Reproduce every entry in the listing without alteration.

• RAW RECORDS:
__________________________________________________

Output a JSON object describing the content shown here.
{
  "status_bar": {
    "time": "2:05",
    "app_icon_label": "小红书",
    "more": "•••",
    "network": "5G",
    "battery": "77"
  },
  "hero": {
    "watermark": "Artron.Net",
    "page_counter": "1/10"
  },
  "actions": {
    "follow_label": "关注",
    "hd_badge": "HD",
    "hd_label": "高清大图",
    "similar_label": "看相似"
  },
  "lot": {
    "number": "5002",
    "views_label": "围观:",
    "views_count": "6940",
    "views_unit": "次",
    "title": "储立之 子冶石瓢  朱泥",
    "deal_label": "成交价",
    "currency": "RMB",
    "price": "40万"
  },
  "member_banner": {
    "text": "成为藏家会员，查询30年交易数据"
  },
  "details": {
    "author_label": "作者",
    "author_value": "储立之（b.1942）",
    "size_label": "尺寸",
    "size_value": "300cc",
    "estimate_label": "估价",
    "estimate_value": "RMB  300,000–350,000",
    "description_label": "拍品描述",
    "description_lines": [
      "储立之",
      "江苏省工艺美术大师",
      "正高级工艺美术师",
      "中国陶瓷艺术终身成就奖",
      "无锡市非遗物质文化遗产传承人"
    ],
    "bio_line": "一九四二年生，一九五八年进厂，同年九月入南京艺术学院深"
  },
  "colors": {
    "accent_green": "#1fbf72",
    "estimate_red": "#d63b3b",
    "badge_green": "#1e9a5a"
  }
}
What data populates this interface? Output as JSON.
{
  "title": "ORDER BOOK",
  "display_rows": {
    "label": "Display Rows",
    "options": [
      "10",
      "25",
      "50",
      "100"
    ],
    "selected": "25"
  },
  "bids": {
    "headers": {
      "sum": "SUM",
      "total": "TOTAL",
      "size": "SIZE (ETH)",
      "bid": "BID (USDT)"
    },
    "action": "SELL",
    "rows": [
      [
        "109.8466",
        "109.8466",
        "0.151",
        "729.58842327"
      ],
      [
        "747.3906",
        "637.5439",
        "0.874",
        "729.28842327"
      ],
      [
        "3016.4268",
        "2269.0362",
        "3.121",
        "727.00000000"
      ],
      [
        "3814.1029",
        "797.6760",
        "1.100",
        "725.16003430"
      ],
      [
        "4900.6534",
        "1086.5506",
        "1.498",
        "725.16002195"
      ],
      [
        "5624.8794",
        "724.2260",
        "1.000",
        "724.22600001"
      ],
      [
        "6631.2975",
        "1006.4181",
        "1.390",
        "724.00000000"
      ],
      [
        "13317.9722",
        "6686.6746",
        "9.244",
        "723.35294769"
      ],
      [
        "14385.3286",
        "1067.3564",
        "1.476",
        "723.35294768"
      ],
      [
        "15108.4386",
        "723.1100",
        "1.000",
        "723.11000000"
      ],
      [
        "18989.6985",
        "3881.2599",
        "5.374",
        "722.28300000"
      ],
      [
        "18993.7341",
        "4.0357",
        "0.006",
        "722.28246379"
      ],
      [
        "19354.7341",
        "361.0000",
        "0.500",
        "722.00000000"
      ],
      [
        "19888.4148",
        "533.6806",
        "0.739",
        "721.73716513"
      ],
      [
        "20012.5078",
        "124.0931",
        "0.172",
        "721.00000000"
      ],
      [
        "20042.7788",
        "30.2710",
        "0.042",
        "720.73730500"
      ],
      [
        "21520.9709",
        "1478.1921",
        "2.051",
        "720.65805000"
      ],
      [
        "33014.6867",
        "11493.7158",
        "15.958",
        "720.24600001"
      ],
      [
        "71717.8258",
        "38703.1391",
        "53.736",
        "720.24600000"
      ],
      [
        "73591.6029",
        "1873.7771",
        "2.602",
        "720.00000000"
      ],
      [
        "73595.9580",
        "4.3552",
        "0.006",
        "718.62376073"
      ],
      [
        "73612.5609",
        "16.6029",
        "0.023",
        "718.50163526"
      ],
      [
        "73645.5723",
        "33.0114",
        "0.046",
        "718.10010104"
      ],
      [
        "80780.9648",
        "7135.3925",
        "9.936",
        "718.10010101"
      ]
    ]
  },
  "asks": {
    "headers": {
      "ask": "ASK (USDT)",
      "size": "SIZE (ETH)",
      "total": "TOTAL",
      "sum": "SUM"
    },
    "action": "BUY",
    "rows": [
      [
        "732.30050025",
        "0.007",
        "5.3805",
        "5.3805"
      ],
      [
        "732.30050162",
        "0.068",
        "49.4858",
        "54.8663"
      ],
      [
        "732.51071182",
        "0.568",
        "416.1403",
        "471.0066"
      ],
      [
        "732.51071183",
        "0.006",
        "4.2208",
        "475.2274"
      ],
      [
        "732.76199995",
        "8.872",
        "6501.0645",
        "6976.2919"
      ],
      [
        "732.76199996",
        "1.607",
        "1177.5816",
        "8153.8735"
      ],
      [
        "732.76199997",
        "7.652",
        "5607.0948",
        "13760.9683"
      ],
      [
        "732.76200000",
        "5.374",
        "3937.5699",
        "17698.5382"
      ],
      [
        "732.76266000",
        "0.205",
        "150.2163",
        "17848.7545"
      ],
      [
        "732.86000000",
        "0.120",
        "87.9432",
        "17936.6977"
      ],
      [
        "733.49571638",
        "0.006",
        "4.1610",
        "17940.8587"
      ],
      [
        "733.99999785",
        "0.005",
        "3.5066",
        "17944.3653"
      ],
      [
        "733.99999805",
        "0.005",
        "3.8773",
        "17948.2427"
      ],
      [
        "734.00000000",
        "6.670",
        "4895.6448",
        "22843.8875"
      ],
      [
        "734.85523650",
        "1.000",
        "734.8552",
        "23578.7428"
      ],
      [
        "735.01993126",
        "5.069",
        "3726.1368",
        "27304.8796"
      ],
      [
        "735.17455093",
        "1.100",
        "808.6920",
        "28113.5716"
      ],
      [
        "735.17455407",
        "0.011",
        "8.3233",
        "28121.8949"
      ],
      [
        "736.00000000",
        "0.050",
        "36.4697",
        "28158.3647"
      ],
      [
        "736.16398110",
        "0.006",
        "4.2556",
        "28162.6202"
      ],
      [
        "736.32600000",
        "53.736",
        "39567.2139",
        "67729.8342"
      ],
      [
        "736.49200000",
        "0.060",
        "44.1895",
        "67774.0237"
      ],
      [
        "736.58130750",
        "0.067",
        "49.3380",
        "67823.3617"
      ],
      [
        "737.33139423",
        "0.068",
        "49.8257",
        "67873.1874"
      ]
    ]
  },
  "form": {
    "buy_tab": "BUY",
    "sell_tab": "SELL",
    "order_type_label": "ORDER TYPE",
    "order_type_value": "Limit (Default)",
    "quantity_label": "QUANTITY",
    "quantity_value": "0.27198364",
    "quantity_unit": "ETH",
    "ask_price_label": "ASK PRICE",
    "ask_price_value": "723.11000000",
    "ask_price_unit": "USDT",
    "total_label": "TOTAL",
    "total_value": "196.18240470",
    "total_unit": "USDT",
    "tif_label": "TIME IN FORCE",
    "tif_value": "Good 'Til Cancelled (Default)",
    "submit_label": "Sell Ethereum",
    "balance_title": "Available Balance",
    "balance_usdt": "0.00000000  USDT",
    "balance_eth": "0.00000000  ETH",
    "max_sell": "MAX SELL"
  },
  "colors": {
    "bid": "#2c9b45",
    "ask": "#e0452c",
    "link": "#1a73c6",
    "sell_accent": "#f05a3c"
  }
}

__________________________________________________

• SOLUTION TO THIS PROBLEM:
Output a JSON object describing the content shown here.
{
  "status_bar": {
    "time": "2:05",
    "app_icon_label": "小红书",
    "more": "•••",
    "network": "5G",
    "battery": "77"
  },
  "hero": {
    "watermark": "Artron.Net",
    "page_counter": "1/10"
  },
  "actions": {
    "follow_label": "关注",
    "hd_badge": "HD",
    "hd_label": "高清大图",
    "similar_label": "看相似"
  },
  "lot": {
    "number": "5002",
    "views_label": "围观:",
    "views_count": "6940",
    "views_unit": "次",
    "title": "储立之 子冶石瓢  朱泥",
    "deal_label": "成交价",
    "currency": "RMB",
    "price": "40万"
  },
  "member_banner": {
    "text": "成为藏家会员，查询30年交易数据"
  },
  "details": {
    "author_label": "作者",
    "author_value": "储立之（b.1942）",
    "size_label": "尺寸",
    "size_value": "300cc",
    "estimate_label": "估价",
    "estimate_value": "RMB  300,000–350,000",
    "description_label": "拍品描述",
    "description_lines": [
      "储立之",
      "江苏省工艺美术大师",
      "正高级工艺美术师",
      "中国陶瓷艺术终身成就奖",
      "无锡市非遗物质文化遗产传承人"
    ],
    "bio_line": "一九四二年生，一九五八年进厂，同年九月入南京艺术学院深"
  },
  "colors": {
    "accent_green": "#1fbf72",
    "estimate_red": "#d63b3b",
    "badge_green": "#1e9a5a"
  }
}
What data populates this interface? Output as JSON.
{
  "title": "ORDER BOOK",
  "display_rows": {
    "label": "Display Rows",
    "options": [
      "10",
      "25",
      "50",
      "100"
    ],
    "selected": "25"
  },
  "bids": {
    "headers": {
      "sum": "SUM",
      "total": "TOTAL",
      "size": "SIZE (ETH)",
      "bid": "BID (USDT)"
    },
    "action": "SELL",
    "rows": [
      [
        "109.8466",
        "109.8466",
        "0.151",
        "729.58842327"
      ],
      [
        "747.3906",
        "637.5439",
        "0.874",
        "729.28842327"
      ],
      [
        "3016.4268",
        "2269.0362",
        "3.121",
        "727.00000000"
      ],
      [
        "3814.1029",
        "797.6760",
        "1.100",
        "725.16003430"
      ],
      [
        "4900.6534",
        "1086.5506",
        "1.498",
        "725.16002195"
      ],
      [
        "5624.8794",
        "724.2260",
        "1.000",
        "724.22600001"
      ],
      [
        "6631.2975",
        "1006.4181",
        "1.390",
        "724.00000000"
      ],
      [
        "13317.9722",
        "6686.6746",
        "9.244",
        "723.35294769"
      ],
      [
        "14385.3286",
        "1067.3564",
        "1.476",
        "723.35294768"
      ],
      [
        "15108.4386",
        "723.1100",
        "1.000",
        "723.11000000"
      ],
      [
        "18989.6985",
        "3881.2599",
        "5.374",
        "722.28300000"
      ],
      [
        "18993.7341",
        "4.0357",
        "0.006",
        "722.28246379"
      ],
      [
        "19354.7341",
        "361.0000",
        "0.500",
        "722.00000000"
      ],
      [
        "19888.4148",
        "533.6806",
        "0.739",
        "721.73716513"
      ],
      [
        "20012.5078",
        "124.0931",
        "0.172",
        "721.00000000"
      ],
      [
        "20042.7788",
        "30.2710",
        "0.042",
        "720.73730500"
      ],
      [
        "21520.9709",
        "1478.1921",
        "2.051",
        "720.65805000"
      ],
      [
        "33014.6867",
        "11493.7158",
        "15.958",
        "720.24600001"
      ],
      [
        "71717.8258",
        "38703.1391",
        "53.736",
        "720.24600000"
      ],
      [
        "73591.6029",
        "1873.7771",
        "2.602",
        "720.00000000"
      ],
      [
        "73595.9580",
        "4.3552",
        "0.006",
        "718.62376073"
      ],
      [
        "73612.5609",
        "16.6029",
        "0.023",
        "718.50163526"
      ],
      [
        "73645.5723",
        "33.0114",
        "0.046",
        "718.10010104"
      ],
      [
        "80780.9648",
        "7135.3925",
        "9.936",
        "718.10010101"
      ]
    ]
  },
  "asks": {
    "headers": {
      "ask": "ASK (USDT)",
      "size": "SIZE (ETH)",
      "total": "TOTAL",
      "sum": "SUM"
    },
    "action": "BUY",
    "rows": [
      [
        "732.30050025",
        "0.007",
        "5.3805",
        "5.3805"
      ],
      [
        "732.30050162",
        "0.068",
        "49.4858",
        "54.8663"
      ],
      [
        "732.51071182",
        "0.568",
        "416.1403",
        "471.0066"
      ],
      [
        "732.51071183",
        "0.006",
        "4.2208",
        "475.2274"
      ],
      [
        "732.76199995",
        "8.872",
        "6501.0645",
        "6976.2919"
      ],
      [
        "732.76199996",
        "1.607",
        "1177.5816",
        "8153.8735"
      ],
      [
        "732.76199997",
        "7.652",
        "5607.0948",
        "13760.9683"
      ],
      [
        "732.76200000",
        "5.374",
        "3937.5699",
        "17698.5382"
      ],
      [
        "732.76266000",
        "0.205",
        "150.2163",
        "17848.7545"
      ],
      [
        "732.86000000",
        "0.120",
        "87.9432",
        "17936.6977"
      ],
      [
        "733.49571638",
        "0.006",
        "4.1610",
        "17940.8587"
      ],
      [
        "733.99999785",
        "0.005",
        "3.5066",
        "17944.3653"
      ],
      [
        "733.99999805",
        "0.005",
        "3.8773",
        "17948.2427"
      ],
      [
        "734.00000000",
        "6.670",
        "4895.6448",
        "22843.8875"
      ],
      [
        "734.85523650",
        "1.000",
        "734.8552",
        "23578.7428"
      ],
      [
        "735.01993126",
        "5.069",
        "3726.1368",
        "27304.8796"
      ],
      [
        "735.17455093",
        "1.100",
        "808.6920",
        "28113.5716"
      ],
      [
        "735.17455407",
        "0.011",
        "8.3233",
        "28121.8949"
      ],
      [
        "736.00000000",
        "0.050",
        "36.4697",
        "28158.3647"
      ],
      [
        "736.16398110",
        "0.006",
        "4.2556",
        "28162.6202"
      ],
      [
        "736.32600000",
        "53.736",
        "39567.2139",
        "67729.8342"
      ],
      [
        "736.49200000",
        "0.060",
        "44.1895",
        "67774.0237"
      ],
      [
        "736.58130750",
        "0.067",
        "49.3380",
        "67823.3617"
      ],
      [
        "737.33139423",
        "0.068",
        "49.8257",
        "67873.1874"
      ]
    ]
  },
  "form": {
    "buy_tab": "BUY",
    "sell_tab": "SELL",
    "order_type_label": "ORDER TYPE",
    "order_type_value": "Limit (Default)",
    "quantity_label": "QUANTITY",
    "quantity_value": "0.27198364",
    "quantity_unit": "ETH",
    "ask_price_label": "ASK PRICE",
    "ask_price_value": "723.11000000",
    "ask_price_unit": "USDT",
    "total_label": "TOTAL",
    "total_value": "196.18240470",
    "total_unit": "USDT",
    "tif_label": "TIME IN FORCE",
    "tif_value": "Good 'Til Cancelled (Default)",
    "submit_label": "Sell Ethereum",
    "balance_title": "Available Balance",
    "balance_usdt": "0.00000000  USDT",
    "balance_eth": "0.00000000  ETH",
    "max_sell": "MAX SELL"
  },
  "colors": {
    "bid": "#2c9b45",
    "ask": "#e0452c",
    "link": "#1a73c6",
    "sell_accent": "#f05a3c"
  }
}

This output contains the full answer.